Aim of the task:
Copy all entries without alteration and skip the pictures they hold.

## Begin Material for this task

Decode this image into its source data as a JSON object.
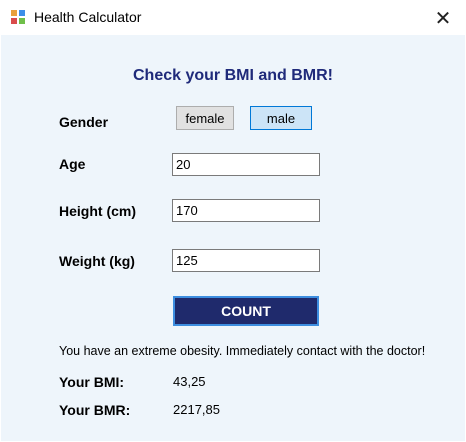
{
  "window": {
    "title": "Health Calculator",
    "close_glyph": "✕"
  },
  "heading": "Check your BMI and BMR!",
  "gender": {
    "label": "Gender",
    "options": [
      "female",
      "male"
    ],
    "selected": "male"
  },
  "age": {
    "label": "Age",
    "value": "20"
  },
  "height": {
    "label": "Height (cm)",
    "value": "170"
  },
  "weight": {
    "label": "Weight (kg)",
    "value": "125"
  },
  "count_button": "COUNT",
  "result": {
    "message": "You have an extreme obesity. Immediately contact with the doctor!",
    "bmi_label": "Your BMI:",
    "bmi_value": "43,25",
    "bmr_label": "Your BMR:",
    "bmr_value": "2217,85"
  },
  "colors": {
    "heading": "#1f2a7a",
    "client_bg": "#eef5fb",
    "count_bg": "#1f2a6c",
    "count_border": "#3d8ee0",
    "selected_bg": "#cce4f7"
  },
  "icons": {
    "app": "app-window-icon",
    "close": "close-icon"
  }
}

## End Material for this task

Problem solution:
Decode this image into its source data as a JSON object.
{
  "window": {
    "title": "Health Calculator",
    "close_glyph": "✕"
  },
  "heading": "Check your BMI and BMR!",
  "gender": {
    "label": "Gender",
    "options": [
      "female",
      "male"
    ],
    "selected": "male"
  },
  "age": {
    "label": "Age",
    "value": "20"
  },
  "height": {
    "label": "Height (cm)",
    "value": "170"
  },
  "weight": {
    "label": "Weight (kg)",
    "value": "125"
  },
  "count_button": "COUNT",
  "result": {
    "message": "You have an extreme obesity. Immediately contact with the doctor!",
    "bmi_label": "Your BMI:",
    "bmi_value": "43,25",
    "bmr_label": "Your BMR:",
    "bmr_value": "2217,85"
  },
  "colors": {
    "heading": "#1f2a7a",
    "client_bg": "#eef5fb",
    "count_bg": "#1f2a6c",
    "count_border": "#3d8ee0",
    "selected_bg": "#cce4f7"
  },
  "icons": {
    "app": "app-window-icon",
    "close": "close-icon"
  }
}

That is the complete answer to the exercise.